• [Exercise aim] Extract each line of the data and write it out again exactly.

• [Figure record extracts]
◆ ◆ ◆

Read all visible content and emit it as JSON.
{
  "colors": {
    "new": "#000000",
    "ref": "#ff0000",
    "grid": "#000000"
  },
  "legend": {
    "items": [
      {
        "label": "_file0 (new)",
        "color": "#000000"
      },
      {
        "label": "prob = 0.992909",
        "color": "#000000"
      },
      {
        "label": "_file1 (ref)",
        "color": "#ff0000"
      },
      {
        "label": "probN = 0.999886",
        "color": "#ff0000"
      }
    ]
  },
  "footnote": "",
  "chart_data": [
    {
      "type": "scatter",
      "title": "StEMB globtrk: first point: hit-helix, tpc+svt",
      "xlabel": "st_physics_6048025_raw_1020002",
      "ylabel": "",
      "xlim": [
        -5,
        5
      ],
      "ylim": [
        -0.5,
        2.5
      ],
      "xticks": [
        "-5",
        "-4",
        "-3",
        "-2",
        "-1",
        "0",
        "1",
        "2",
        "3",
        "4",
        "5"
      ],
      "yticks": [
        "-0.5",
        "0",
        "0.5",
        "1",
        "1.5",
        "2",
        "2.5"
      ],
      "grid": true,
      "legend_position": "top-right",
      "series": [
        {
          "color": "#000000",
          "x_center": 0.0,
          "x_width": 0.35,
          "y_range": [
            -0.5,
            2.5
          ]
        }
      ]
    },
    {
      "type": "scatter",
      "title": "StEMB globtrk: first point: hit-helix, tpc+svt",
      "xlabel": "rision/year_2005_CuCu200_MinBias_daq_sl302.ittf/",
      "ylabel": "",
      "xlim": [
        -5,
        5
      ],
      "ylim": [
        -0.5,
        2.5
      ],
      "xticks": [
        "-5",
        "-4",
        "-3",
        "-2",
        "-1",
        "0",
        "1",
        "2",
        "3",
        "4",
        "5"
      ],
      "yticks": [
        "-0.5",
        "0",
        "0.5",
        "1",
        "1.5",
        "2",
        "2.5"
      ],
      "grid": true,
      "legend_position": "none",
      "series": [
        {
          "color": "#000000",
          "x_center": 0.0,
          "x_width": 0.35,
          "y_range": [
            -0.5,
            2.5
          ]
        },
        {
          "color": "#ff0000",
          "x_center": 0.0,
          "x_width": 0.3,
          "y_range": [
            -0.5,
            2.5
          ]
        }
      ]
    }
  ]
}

◆ ◆ ◆

• [Result of this exercise]
Read all visible content and emit it as JSON.
{
  "colors": {
    "new": "#000000",
    "ref": "#ff0000",
    "grid": "#000000"
  },
  "legend": {
    "items": [
      {
        "label": "_file0 (new)",
        "color": "#000000"
      },
      {
        "label": "prob = 0.992909",
        "color": "#000000"
      },
      {
        "label": "_file1 (ref)",
        "color": "#ff0000"
      },
      {
        "label": "probN = 0.999886",
        "color": "#ff0000"
      }
    ]
  },
  "footnote": "",
  "chart_data": [
    {
      "type": "scatter",
      "title": "StEMB globtrk: first point: hit-helix, tpc+svt",
      "xlabel": "st_physics_6048025_raw_1020002",
      "ylabel": "",
      "xlim": [
        -5,
        5
      ],
      "ylim": [
        -0.5,
        2.5
      ],
      "xticks": [
        "-5",
        "-4",
        "-3",
        "-2",
        "-1",
        "0",
        "1",
        "2",
        "3",
        "4",
        "5"
      ],
      "yticks": [
        "-0.5",
        "0",
        "0.5",
        "1",
        "1.5",
        "2",
        "2.5"
      ],
      "grid": true,
      "legend_position": "top-right",
      "series": [
        {
          "color": "#000000",
          "x_center": 0.0,
          "x_width": 0.35,
          "y_range": [
            -0.5,
            2.5
          ]
        }
      ]
    },
    {
      "type": "scatter",
      "title": "StEMB globtrk: first point: hit-helix, tpc+svt",
      "xlabel": "rision/year_2005_CuCu200_MinBias_daq_sl302.ittf/",
      "ylabel": "",
      "xlim": [
        -5,
        5
      ],
      "ylim": [
        -0.5,
        2.5
      ],
      "xticks": [
        "-5",
        "-4",
        "-3",
        "-2",
        "-1",
        "0",
        "1",
        "2",
        "3",
        "4",
        "5"
      ],
      "yticks": [
        "-0.5",
        "0",
        "0.5",
        "1",
        "1.5",
        "2",
        "2.5"
      ],
      "grid": true,
      "legend_position": "none",
      "series": [
        {
          "color": "#000000",
          "x_center": 0.0,
          "x_width": 0.35,
          "y_range": [
            -0.5,
            2.5
          ]
        },
        {
          "color": "#ff0000",
          "x_center": 0.0,
          "x_width": 0.3,
          "y_range": [
            -0.5,
            2.5
          ]
        }
      ]
    }
  ]
}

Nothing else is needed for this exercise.